AVAILABLE DATA

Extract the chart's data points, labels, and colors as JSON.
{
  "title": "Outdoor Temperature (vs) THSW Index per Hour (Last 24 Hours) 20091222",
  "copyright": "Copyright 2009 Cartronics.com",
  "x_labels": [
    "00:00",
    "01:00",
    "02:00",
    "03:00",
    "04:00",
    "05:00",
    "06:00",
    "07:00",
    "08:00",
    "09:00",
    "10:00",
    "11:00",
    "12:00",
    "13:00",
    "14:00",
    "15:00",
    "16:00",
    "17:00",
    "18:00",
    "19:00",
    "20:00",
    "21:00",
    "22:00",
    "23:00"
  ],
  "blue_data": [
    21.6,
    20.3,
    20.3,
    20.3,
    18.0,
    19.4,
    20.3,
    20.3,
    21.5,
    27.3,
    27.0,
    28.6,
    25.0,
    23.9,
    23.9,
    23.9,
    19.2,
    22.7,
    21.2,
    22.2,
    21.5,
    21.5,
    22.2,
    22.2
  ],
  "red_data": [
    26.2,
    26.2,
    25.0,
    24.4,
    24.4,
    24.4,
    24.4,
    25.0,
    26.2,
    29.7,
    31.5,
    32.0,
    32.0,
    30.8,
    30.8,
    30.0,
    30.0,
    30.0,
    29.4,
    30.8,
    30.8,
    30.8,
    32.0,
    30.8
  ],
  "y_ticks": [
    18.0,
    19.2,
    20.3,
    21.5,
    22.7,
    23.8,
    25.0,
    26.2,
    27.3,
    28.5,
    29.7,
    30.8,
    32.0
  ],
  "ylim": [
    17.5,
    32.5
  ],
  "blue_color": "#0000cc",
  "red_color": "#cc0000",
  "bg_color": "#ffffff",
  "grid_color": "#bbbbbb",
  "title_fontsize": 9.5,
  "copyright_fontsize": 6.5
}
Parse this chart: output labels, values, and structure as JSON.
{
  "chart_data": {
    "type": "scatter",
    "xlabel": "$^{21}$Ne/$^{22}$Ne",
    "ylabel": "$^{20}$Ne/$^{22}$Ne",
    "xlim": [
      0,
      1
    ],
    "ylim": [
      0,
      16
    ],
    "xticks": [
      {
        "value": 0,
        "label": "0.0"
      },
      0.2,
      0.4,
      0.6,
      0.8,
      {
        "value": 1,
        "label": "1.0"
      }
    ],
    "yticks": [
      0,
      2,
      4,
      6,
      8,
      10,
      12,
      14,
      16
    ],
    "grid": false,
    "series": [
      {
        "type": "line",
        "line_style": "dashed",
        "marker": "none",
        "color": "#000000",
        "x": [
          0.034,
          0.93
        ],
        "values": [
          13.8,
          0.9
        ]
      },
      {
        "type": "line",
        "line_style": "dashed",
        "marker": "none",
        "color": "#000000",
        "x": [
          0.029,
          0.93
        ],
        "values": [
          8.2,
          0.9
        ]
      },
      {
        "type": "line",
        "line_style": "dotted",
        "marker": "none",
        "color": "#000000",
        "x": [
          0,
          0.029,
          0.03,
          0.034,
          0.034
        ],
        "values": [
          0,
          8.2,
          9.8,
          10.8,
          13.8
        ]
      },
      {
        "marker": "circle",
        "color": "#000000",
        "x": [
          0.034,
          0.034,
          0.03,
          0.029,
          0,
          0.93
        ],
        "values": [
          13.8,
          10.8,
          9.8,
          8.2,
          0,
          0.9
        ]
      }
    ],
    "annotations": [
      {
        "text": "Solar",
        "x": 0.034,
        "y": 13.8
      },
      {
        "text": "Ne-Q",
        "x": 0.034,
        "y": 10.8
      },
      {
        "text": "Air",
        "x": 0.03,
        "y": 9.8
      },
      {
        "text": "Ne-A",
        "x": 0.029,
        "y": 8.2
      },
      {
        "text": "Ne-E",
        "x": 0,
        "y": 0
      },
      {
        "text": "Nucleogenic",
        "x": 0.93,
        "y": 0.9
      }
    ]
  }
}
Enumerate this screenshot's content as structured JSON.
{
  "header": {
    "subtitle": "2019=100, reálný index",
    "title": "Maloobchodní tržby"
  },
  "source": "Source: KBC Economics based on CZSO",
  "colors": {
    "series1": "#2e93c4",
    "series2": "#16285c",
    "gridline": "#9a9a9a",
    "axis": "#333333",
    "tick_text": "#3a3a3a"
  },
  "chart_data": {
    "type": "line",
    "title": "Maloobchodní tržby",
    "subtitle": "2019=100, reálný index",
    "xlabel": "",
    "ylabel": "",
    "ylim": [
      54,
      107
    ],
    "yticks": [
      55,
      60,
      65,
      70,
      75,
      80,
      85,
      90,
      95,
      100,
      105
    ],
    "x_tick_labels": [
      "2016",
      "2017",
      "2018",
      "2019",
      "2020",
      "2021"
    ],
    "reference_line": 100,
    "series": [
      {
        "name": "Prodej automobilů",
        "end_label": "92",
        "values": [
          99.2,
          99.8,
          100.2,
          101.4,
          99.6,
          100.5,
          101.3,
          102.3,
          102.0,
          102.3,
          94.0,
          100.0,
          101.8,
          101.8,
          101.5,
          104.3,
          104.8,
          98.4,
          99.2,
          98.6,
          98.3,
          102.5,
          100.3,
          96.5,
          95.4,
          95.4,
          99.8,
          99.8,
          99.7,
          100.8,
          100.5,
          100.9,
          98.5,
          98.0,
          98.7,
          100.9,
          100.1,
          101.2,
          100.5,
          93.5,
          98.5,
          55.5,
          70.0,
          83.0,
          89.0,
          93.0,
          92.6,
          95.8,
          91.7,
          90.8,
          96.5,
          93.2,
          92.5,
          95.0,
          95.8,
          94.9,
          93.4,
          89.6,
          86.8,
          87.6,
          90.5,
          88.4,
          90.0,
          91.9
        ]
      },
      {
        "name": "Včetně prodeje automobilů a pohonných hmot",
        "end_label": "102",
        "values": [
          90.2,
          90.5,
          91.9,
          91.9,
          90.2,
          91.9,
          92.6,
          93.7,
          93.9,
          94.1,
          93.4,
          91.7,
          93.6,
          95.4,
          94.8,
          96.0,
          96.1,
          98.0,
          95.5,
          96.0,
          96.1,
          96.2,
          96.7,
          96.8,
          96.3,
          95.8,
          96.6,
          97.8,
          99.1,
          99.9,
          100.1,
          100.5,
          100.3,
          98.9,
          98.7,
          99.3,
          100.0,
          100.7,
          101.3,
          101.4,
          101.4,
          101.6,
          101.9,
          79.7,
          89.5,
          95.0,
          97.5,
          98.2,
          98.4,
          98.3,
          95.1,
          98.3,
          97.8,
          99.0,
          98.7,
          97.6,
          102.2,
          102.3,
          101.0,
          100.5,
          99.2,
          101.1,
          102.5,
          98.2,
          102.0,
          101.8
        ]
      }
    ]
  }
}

WHAT TO WORK ON
Return each entry from the material above exactly as it appears.

TASK SOLUTION
Extract the chart's data points, labels, and colors as JSON.
{
  "title": "Outdoor Temperature (vs) THSW Index per Hour (Last 24 Hours) 20091222",
  "copyright": "Copyright 2009 Cartronics.com",
  "x_labels": [
    "00:00",
    "01:00",
    "02:00",
    "03:00",
    "04:00",
    "05:00",
    "06:00",
    "07:00",
    "08:00",
    "09:00",
    "10:00",
    "11:00",
    "12:00",
    "13:00",
    "14:00",
    "15:00",
    "16:00",
    "17:00",
    "18:00",
    "19:00",
    "20:00",
    "21:00",
    "22:00",
    "23:00"
  ],
  "blue_data": [
    21.6,
    20.3,
    20.3,
    20.3,
    18.0,
    19.4,
    20.3,
    20.3,
    21.5,
    27.3,
    27.0,
    28.6,
    25.0,
    23.9,
    23.9,
    23.9,
    19.2,
    22.7,
    21.2,
    22.2,
    21.5,
    21.5,
    22.2,
    22.2
  ],
  "red_data": [
    26.2,
    26.2,
    25.0,
    24.4,
    24.4,
    24.4,
    24.4,
    25.0,
    26.2,
    29.7,
    31.5,
    32.0,
    32.0,
    30.8,
    30.8,
    30.0,
    30.0,
    30.0,
    29.4,
    30.8,
    30.8,
    30.8,
    32.0,
    30.8
  ],
  "y_ticks": [
    18.0,
    19.2,
    20.3,
    21.5,
    22.7,
    23.8,
    25.0,
    26.2,
    27.3,
    28.5,
    29.7,
    30.8,
    32.0
  ],
  "ylim": [
    17.5,
    32.5
  ],
  "blue_color": "#0000cc",
  "red_color": "#cc0000",
  "bg_color": "#ffffff",
  "grid_color": "#bbbbbb",
  "title_fontsize": 9.5,
  "copyright_fontsize": 6.5
}
Parse this chart: output labels, values, and structure as JSON.
{
  "chart_data": {
    "type": "scatter",
    "xlabel": "$^{21}$Ne/$^{22}$Ne",
    "ylabel": "$^{20}$Ne/$^{22}$Ne",
    "xlim": [
      0,
      1
    ],
    "ylim": [
      0,
      16
    ],
    "xticks": [
      {
        "value": 0,
        "label": "0.0"
      },
      0.2,
      0.4,
      0.6,
      0.8,
      {
        "value": 1,
        "label": "1.0"
      }
    ],
    "yticks": [
      0,
      2,
      4,
      6,
      8,
      10,
      12,
      14,
      16
    ],
    "grid": false,
    "series": [
      {
        "type": "line",
        "line_style": "dashed",
        "marker": "none",
        "color": "#000000",
        "x": [
          0.034,
          0.93
        ],
        "values": [
          13.8,
          0.9
        ]
      },
      {
        "type": "line",
        "line_style": "dashed",
        "marker": "none",
        "color": "#000000",
        "x": [
          0.029,
          0.93
        ],
        "values": [
          8.2,
          0.9
        ]
      },
      {
        "type": "line",
        "line_style": "dotted",
        "marker": "none",
        "color": "#000000",
        "x": [
          0,
          0.029,
          0.03,
          0.034,
          0.034
        ],
        "values": [
          0,
          8.2,
          9.8,
          10.8,
          13.8
        ]
      },
      {
        "marker": "circle",
        "color": "#000000",
        "x": [
          0.034,
          0.034,
          0.03,
          0.029,
          0,
          0.93
        ],
        "values": [
          13.8,
          10.8,
          9.8,
          8.2,
          0,
          0.9
        ]
      }
    ],
    "annotations": [
      {
        "text": "Solar",
        "x": 0.034,
        "y": 13.8
      },
      {
        "text": "Ne-Q",
        "x": 0.034,
        "y": 10.8
      },
      {
        "text": "Air",
        "x": 0.03,
        "y": 9.8
      },
      {
        "text": "Ne-A",
        "x": 0.029,
        "y": 8.2
      },
      {
        "text": "Ne-E",
        "x": 0,
        "y": 0
      },
      {
        "text": "Nucleogenic",
        "x": 0.93,
        "y": 0.9
      }
    ]
  }
}
Enumerate this screenshot's content as structured JSON.
{
  "header": {
    "subtitle": "2019=100, reálný index",
    "title": "Maloobchodní tržby"
  },
  "source": "Source: KBC Economics based on CZSO",
  "colors": {
    "series1": "#2e93c4",
    "series2": "#16285c",
    "gridline": "#9a9a9a",
    "axis": "#333333",
    "tick_text": "#3a3a3a"
  },
  "chart_data": {
    "type": "line",
    "title": "Maloobchodní tržby",
    "subtitle": "2019=100, reálný index",
    "xlabel": "",
    "ylabel": "",
    "ylim": [
      54,
      107
    ],
    "yticks": [
      55,
      60,
      65,
      70,
      75,
      80,
      85,
      90,
      95,
      100,
      105
    ],
    "x_tick_labels": [
      "2016",
      "2017",
      "2018",
      "2019",
      "2020",
      "2021"
    ],
    "reference_line": 100,
    "series": [
      {
        "name": "Prodej automobilů",
        "end_label": "92",
        "values": [
          99.2,
          99.8,
          100.2,
          101.4,
          99.6,
          100.5,
          101.3,
          102.3,
          102.0,
          102.3,
          94.0,
          100.0,
          101.8,
          101.8,
          101.5,
          104.3,
          104.8,
          98.4,
          99.2,
          98.6,
          98.3,
          102.5,
          100.3,
          96.5,
          95.4,
          95.4,
          99.8,
          99.8,
          99.7,
          100.8,
          100.5,
          100.9,
          98.5,
          98.0,
          98.7,
          100.9,
          100.1,
          101.2,
          100.5,
          93.5,
          98.5,
          55.5,
          70.0,
          83.0,
          89.0,
          93.0,
          92.6,
          95.8,
          91.7,
          90.8,
          96.5,
          93.2,
          92.5,
          95.0,
          95.8,
          94.9,
          93.4,
          89.6,
          86.8,
          87.6,
          90.5,
          88.4,
          90.0,
          91.9
        ]
      },
      {
        "name": "Včetně prodeje automobilů a pohonných hmot",
        "end_label": "102",
        "values": [
          90.2,
          90.5,
          91.9,
          91.9,
          90.2,
          91.9,
          92.6,
          93.7,
          93.9,
          94.1,
          93.4,
          91.7,
          93.6,
          95.4,
          94.8,
          96.0,
          96.1,
          98.0,
          95.5,
          96.0,
          96.1,
          96.2,
          96.7,
          96.8,
          96.3,
          95.8,
          96.6,
          97.8,
          99.1,
          99.9,
          100.1,
          100.5,
          100.3,
          98.9,
          98.7,
          99.3,
          100.0,
          100.7,
          101.3,
          101.4,
          101.4,
          101.6,
          101.9,
          79.7,
          89.5,
          95.0,
          97.5,
          98.2,
          98.4,
          98.3,
          95.1,
          98.3,
          97.8,
          99.0,
          98.7,
          97.6,
          102.2,
          102.3,
          101.0,
          100.5,
          99.2,
          101.1,
          102.5,
          98.2,
          102.0,
          101.8
        ]
      }
    ]
  }
}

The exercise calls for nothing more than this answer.